--- begin ---

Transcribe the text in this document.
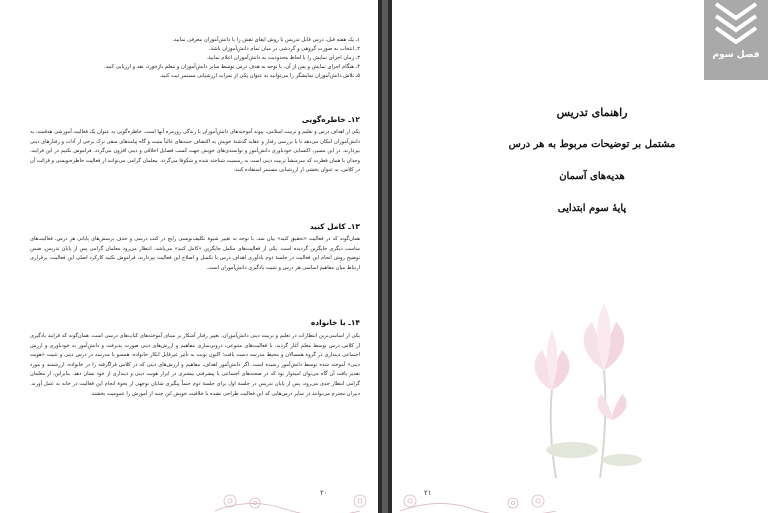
۱ـ یک هفته قبل، درس قابل تدریس با روش ایفای نقش را با دانش‌آموزان معرفی نمایید.
۲ـ انتخاب به صورت گروهی و گردشی در میان تمام دانش‌آموزان باشد.
۳ـ زمان اجرای نمایش را با لحاظ محدودیت به دانش‌آموزان اعلام نمایید.
۴ـ هنگام اجرای نمایش و پس از آن، با توجه به هدف درس توسط سایر دانش‌آموزان و معلم بازخورد، نقد و ارزیابی کنید.
۵ـ تلاش دانش‌آموزان نمایشگر را می‌توانید به عنوان یکی از نمرات ارزشیابی مستمر ثبت کنید.
۱۲ـ خاطره‌گویی
یکی از اهداف درس و تعلیم و تربیت اسلامی، پیوند آموخته‌های دانش‌آموزان با زندگی روزمره آنها است. خاطره‌گویی به عنوان یک فعالیت آموزشی هدفمند، به دانش‌آموزان امکان می‌دهد تا با بررسی رفتار و عقاید گذشتهٔ خویش به اکتشاف جنبه‌های غالباً مثبت و گاه پیامدهای منفی ترک برخی از آداب و رفتارهای دینی بپردازند. در این مسیر، اکتسابی خودباوری دانش‌آموز و توانمندی‌های خویش جهت کسب فضایل اخلاقی و دینی افزون می‌گردد. فراموش نکنیم در این فرایند، وجدان یا همان فطرت که سرمنشأ تربیت دینی است به رسمیت شناخته شده و شکوفا می‌گردد. معلمان گرامی می‌توانند از فعالیت خاطره‌نویسی و قرائت آن در کلاس، به عنوان بخشی از ارزشیابی مستمر استفاده کنند.
۱۳ـ کامل کنید
همان‌گونه که در فعالیت «تحقیق کنید» بیان شد، با توجه به تغییر شیوهٔ تکلیف‌نویسی رایج در کتب درسی و حذف پرسش‌های پایانی هر درس، فعالیت‌های مناسب دیگری جایگزین گردیده است. یکی از فعالیت‌های مکمل جایگزین «کامل کنید» می‌باشد. انتظار می‌رود معلمان گرامی پس از پایان تدریس، ضمن توضیح روش انجام این فعالیت در جلسهٔ دوم یادآوری اهداف درس با تکمیل و اصلاح این فعالیت بپردازند، فراموش نکنید کارکرد اصلی این فعالیت، برقراری ارتباط میان مفاهیم اساسی هر درس و تثبیت یادگیری دانش‌آموزان است.
۱۴ـ با خانواده
یکی از اساسی‌ترین انتظارات در تعلیم و تربیت دینی دانش‌آموزان، تغییر رفتار آشکار بر مبنای آموخته‌های کتاب‌های درسی است. همان‌گونه که فرایند یادگیری از کلاس درس توسط معلم آغاز گردید، با فعالیت‌های متنوعی، درونی‌سازی مفاهیم و ارزش‌های دینی صورت پذیرفت و دانش‌آموز به خودباوری و ارزش اجتماعی دینداری در گروه همسالان و محیط مدرسه دست یافت؛ اکنون نوبت به تأثیر غیرقابل انکار خانواده، همسو با مدرسه در درس دینی و تثبیت «هویت دینی» آموخته شده توسط دانش‌آموز رسیده است. اگر دانش‌آموز اهداف، مفاهیم و ارزش‌های دینی که در کلاس فراگرفته را در خانواده، ارزشمند و مورد تقدیر یافت آن گاه می‌توان امیدوار بود که در صحنه‌های اجتماعی با پیشرفتی بیشتری در ابراز هویت دینی و دینداری از خود نشان دهد. بنابراین، از معلمان گرامی انتظار جدی می‌رود، پس از پایان تدریس در جلسهٔ اول برای جلسهٔ دوم حتماً پیگیری شایان توجهی از نحوهٔ انجام این فعالیت در خانه به عمل آورند. دبیران محترم می‌توانند در سایر درس‌هایی که این فعالیت طراحی نشده با خلاقیت خویش این جنبه از آموزش را عمومیت بخشند.
۲۰
فصل سوم
راهنمای تدریس
مشتمل بر توضیحات مربوط به هر درس
هدیه‌های آسمان
پایهٔ سوم ابتدایی
۲۱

--- end ---

[What you are asked to do]
Quote the data above in full, leaving out the pictures it holds.

[Output of the exercise]
Transcribe the text in this document.
۱ـ یک هفته قبل، درس قابل تدریس با روش ایفای نقش را با دانش‌آموزان معرفی نمایید.
۲ـ انتخاب به صورت گروهی و گردشی در میان تمام دانش‌آموزان باشد.
۳ـ زمان اجرای نمایش را با لحاظ محدودیت به دانش‌آموزان اعلام نمایید.
۴ـ هنگام اجرای نمایش و پس از آن، با توجه به هدف درس توسط سایر دانش‌آموزان و معلم بازخورد، نقد و ارزیابی کنید.
۵ـ تلاش دانش‌آموزان نمایشگر را می‌توانید به عنوان یکی از نمرات ارزشیابی مستمر ثبت کنید.
۱۲ـ خاطره‌گویی
یکی از اهداف درس و تعلیم و تربیت اسلامی، پیوند آموخته‌های دانش‌آموزان با زندگی روزمره آنها است. خاطره‌گویی به عنوان یک فعالیت آموزشی هدفمند، به دانش‌آموزان امکان می‌دهد تا با بررسی رفتار و عقاید گذشتهٔ خویش به اکتشاف جنبه‌های غالباً مثبت و گاه پیامدهای منفی ترک برخی از آداب و رفتارهای دینی بپردازند. در این مسیر، اکتسابی خودباوری دانش‌آموز و توانمندی‌های خویش جهت کسب فضایل اخلاقی و دینی افزون می‌گردد. فراموش نکنیم در این فرایند، وجدان یا همان فطرت که سرمنشأ تربیت دینی است به رسمیت شناخته شده و شکوفا می‌گردد. معلمان گرامی می‌توانند از فعالیت خاطره‌نویسی و قرائت آن در کلاس، به عنوان بخشی از ارزشیابی مستمر استفاده کنند.
۱۳ـ کامل کنید
همان‌گونه که در فعالیت «تحقیق کنید» بیان شد، با توجه به تغییر شیوهٔ تکلیف‌نویسی رایج در کتب درسی و حذف پرسش‌های پایانی هر درس، فعالیت‌های مناسب دیگری جایگزین گردیده است. یکی از فعالیت‌های مکمل جایگزین «کامل کنید» می‌باشد. انتظار می‌رود معلمان گرامی پس از پایان تدریس، ضمن توضیح روش انجام این فعالیت در جلسهٔ دوم یادآوری اهداف درس با تکمیل و اصلاح این فعالیت بپردازند، فراموش نکنید کارکرد اصلی این فعالیت، برقراری ارتباط میان مفاهیم اساسی هر درس و تثبیت یادگیری دانش‌آموزان است.
۱۴ـ با خانواده
یکی از اساسی‌ترین انتظارات در تعلیم و تربیت دینی دانش‌آموزان، تغییر رفتار آشکار بر مبنای آموخته‌های کتاب‌های درسی است. همان‌گونه که فرایند یادگیری از کلاس درس توسط معلم آغاز گردید، با فعالیت‌های متنوعی، درونی‌سازی مفاهیم و ارزش‌های دینی صورت پذیرفت و دانش‌آموز به خودباوری و ارزش اجتماعی دینداری در گروه همسالان و محیط مدرسه دست یافت؛ اکنون نوبت به تأثیر غیرقابل انکار خانواده، همسو با مدرسه در درس دینی و تثبیت «هویت دینی» آموخته شده توسط دانش‌آموز رسیده است. اگر دانش‌آموز اهداف، مفاهیم و ارزش‌های دینی که در کلاس فراگرفته را در خانواده، ارزشمند و مورد تقدیر یافت آن گاه می‌توان امیدوار بود که در صحنه‌های اجتماعی با پیشرفتی بیشتری در ابراز هویت دینی و دینداری از خود نشان دهد. بنابراین، از معلمان گرامی انتظار جدی می‌رود، پس از پایان تدریس در جلسهٔ اول برای جلسهٔ دوم حتماً پیگیری شایان توجهی از نحوهٔ انجام این فعالیت در خانه به عمل آورند. دبیران محترم می‌توانند در سایر درس‌هایی که این فعالیت طراحی نشده با خلاقیت خویش این جنبه از آموزش را عمومیت بخشند.
۲۰
فصل سوم
راهنمای تدریس
مشتمل بر توضیحات مربوط به هر درس
هدیه‌های آسمان
پایهٔ سوم ابتدایی
۲۱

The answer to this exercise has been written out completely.